## [Aim of the task]
Leave out any pictures and transcribe all other data below exactly.

-- start of Available data --

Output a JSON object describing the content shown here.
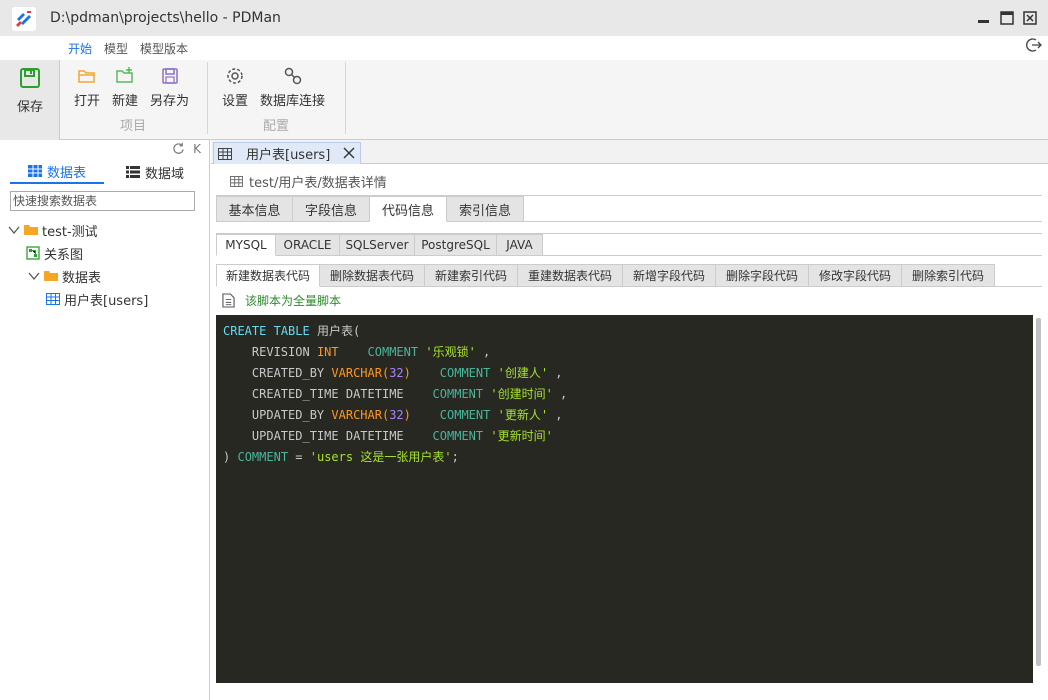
{
  "window": {
    "title": "D:\\pdman\\projects\\hello - PDMan"
  },
  "menu": {
    "tabs": [
      "开始",
      "模型",
      "模型版本"
    ],
    "active": "开始"
  },
  "ribbon": {
    "save_label": "保存",
    "group_project": {
      "label": "项目",
      "buttons": [
        "打开",
        "新建",
        "另存为"
      ]
    },
    "group_config": {
      "label": "配置",
      "buttons": [
        "设置",
        "数据库连接"
      ]
    }
  },
  "sidebar": {
    "tabs": [
      "数据表",
      "数据域"
    ],
    "active_tab": "数据表",
    "top_icons": [
      "refresh-icon",
      "collapse-icon"
    ],
    "collapse_label": "K",
    "search_placeholder": "快速搜索数据表",
    "tree": [
      {
        "label": "test-测试",
        "type": "folder",
        "expanded": true
      },
      {
        "label": "关系图",
        "type": "diagram"
      },
      {
        "label": "数据表",
        "type": "folder",
        "expanded": true
      },
      {
        "label": "用户表[users]",
        "type": "table"
      }
    ]
  },
  "editor_tab": {
    "label": "用户表[users]"
  },
  "breadcrumb": "test/用户表/数据表详情",
  "detail_tabs": {
    "items": [
      "基本信息",
      "字段信息",
      "代码信息",
      "索引信息"
    ],
    "active": "代码信息"
  },
  "db_tabs": {
    "items": [
      "MYSQL",
      "ORACLE",
      "SQLServer",
      "PostgreSQL",
      "JAVA"
    ],
    "active": "MYSQL"
  },
  "code_tabs": {
    "items": [
      "新建数据表代码",
      "删除数据表代码",
      "新建索引代码",
      "重建数据表代码",
      "新增字段代码",
      "删除字段代码",
      "修改字段代码",
      "删除索引代码"
    ],
    "active": "新建数据表代码"
  },
  "note": "该脚本为全量脚本",
  "code": {
    "line1": {
      "kw1": "CREATE",
      "kw2": "TABLE",
      "name": "用户表("
    },
    "fields": [
      {
        "name": "REVISION",
        "type": "INT",
        "len": "",
        "gap": "    ",
        "comment_kw": "COMMENT",
        "comment": "'乐观锁'",
        "tail": " ,"
      },
      {
        "name": "CREATED_BY",
        "type": "VARCHAR(",
        "len": "32",
        "gap": "    ",
        "comment_kw": "COMMENT",
        "comment": "'创建人'",
        "tail": " ,"
      },
      {
        "name": "CREATED_TIME",
        "type": "DATETIME",
        "len": "",
        "gap": "    ",
        "comment_kw": "COMMENT",
        "comment": "'创建时间'",
        "tail": " ,"
      },
      {
        "name": "UPDATED_BY",
        "type": "VARCHAR(",
        "len": "32",
        "gap": "    ",
        "comment_kw": "COMMENT",
        "comment": "'更新人'",
        "tail": " ,"
      },
      {
        "name": "UPDATED_TIME",
        "type": "DATETIME",
        "len": "",
        "gap": "    ",
        "comment_kw": "COMMENT",
        "comment": "'更新时间'",
        "tail": ""
      }
    ],
    "last": {
      "paren": ")",
      "kw": "COMMENT",
      "eq": "=",
      "str": "'users 这是一张用户表'",
      "end": ";"
    }
  },
  "colors": {
    "accent": "#1a73e8",
    "editor_bg": "#272822",
    "keyword": "#66d9ef",
    "type": "#fd971f",
    "string": "#a6e22e",
    "note": "#2e8b2e"
  }
}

-- end of Available data --

## [Exercise answer]
Output a JSON object describing the content shown here.
{
  "window": {
    "title": "D:\\pdman\\projects\\hello - PDMan"
  },
  "menu": {
    "tabs": [
      "开始",
      "模型",
      "模型版本"
    ],
    "active": "开始"
  },
  "ribbon": {
    "save_label": "保存",
    "group_project": {
      "label": "项目",
      "buttons": [
        "打开",
        "新建",
        "另存为"
      ]
    },
    "group_config": {
      "label": "配置",
      "buttons": [
        "设置",
        "数据库连接"
      ]
    }
  },
  "sidebar": {
    "tabs": [
      "数据表",
      "数据域"
    ],
    "active_tab": "数据表",
    "top_icons": [
      "refresh-icon",
      "collapse-icon"
    ],
    "collapse_label": "K",
    "search_placeholder": "快速搜索数据表",
    "tree": [
      {
        "label": "test-测试",
        "type": "folder",
        "expanded": true
      },
      {
        "label": "关系图",
        "type": "diagram"
      },
      {
        "label": "数据表",
        "type": "folder",
        "expanded": true
      },
      {
        "label": "用户表[users]",
        "type": "table"
      }
    ]
  },
  "editor_tab": {
    "label": "用户表[users]"
  },
  "breadcrumb": "test/用户表/数据表详情",
  "detail_tabs": {
    "items": [
      "基本信息",
      "字段信息",
      "代码信息",
      "索引信息"
    ],
    "active": "代码信息"
  },
  "db_tabs": {
    "items": [
      "MYSQL",
      "ORACLE",
      "SQLServer",
      "PostgreSQL",
      "JAVA"
    ],
    "active": "MYSQL"
  },
  "code_tabs": {
    "items": [
      "新建数据表代码",
      "删除数据表代码",
      "新建索引代码",
      "重建数据表代码",
      "新增字段代码",
      "删除字段代码",
      "修改字段代码",
      "删除索引代码"
    ],
    "active": "新建数据表代码"
  },
  "note": "该脚本为全量脚本",
  "code": {
    "line1": {
      "kw1": "CREATE",
      "kw2": "TABLE",
      "name": "用户表("
    },
    "fields": [
      {
        "name": "REVISION",
        "type": "INT",
        "len": "",
        "gap": "    ",
        "comment_kw": "COMMENT",
        "comment": "'乐观锁'",
        "tail": " ,"
      },
      {
        "name": "CREATED_BY",
        "type": "VARCHAR(",
        "len": "32",
        "gap": "    ",
        "comment_kw": "COMMENT",
        "comment": "'创建人'",
        "tail": " ,"
      },
      {
        "name": "CREATED_TIME",
        "type": "DATETIME",
        "len": "",
        "gap": "    ",
        "comment_kw": "COMMENT",
        "comment": "'创建时间'",
        "tail": " ,"
      },
      {
        "name": "UPDATED_BY",
        "type": "VARCHAR(",
        "len": "32",
        "gap": "    ",
        "comment_kw": "COMMENT",
        "comment": "'更新人'",
        "tail": " ,"
      },
      {
        "name": "UPDATED_TIME",
        "type": "DATETIME",
        "len": "",
        "gap": "    ",
        "comment_kw": "COMMENT",
        "comment": "'更新时间'",
        "tail": ""
      }
    ],
    "last": {
      "paren": ")",
      "kw": "COMMENT",
      "eq": "=",
      "str": "'users 这是一张用户表'",
      "end": ";"
    }
  },
  "colors": {
    "accent": "#1a73e8",
    "editor_bg": "#272822",
    "keyword": "#66d9ef",
    "type": "#fd971f",
    "string": "#a6e22e",
    "note": "#2e8b2e"
  }
}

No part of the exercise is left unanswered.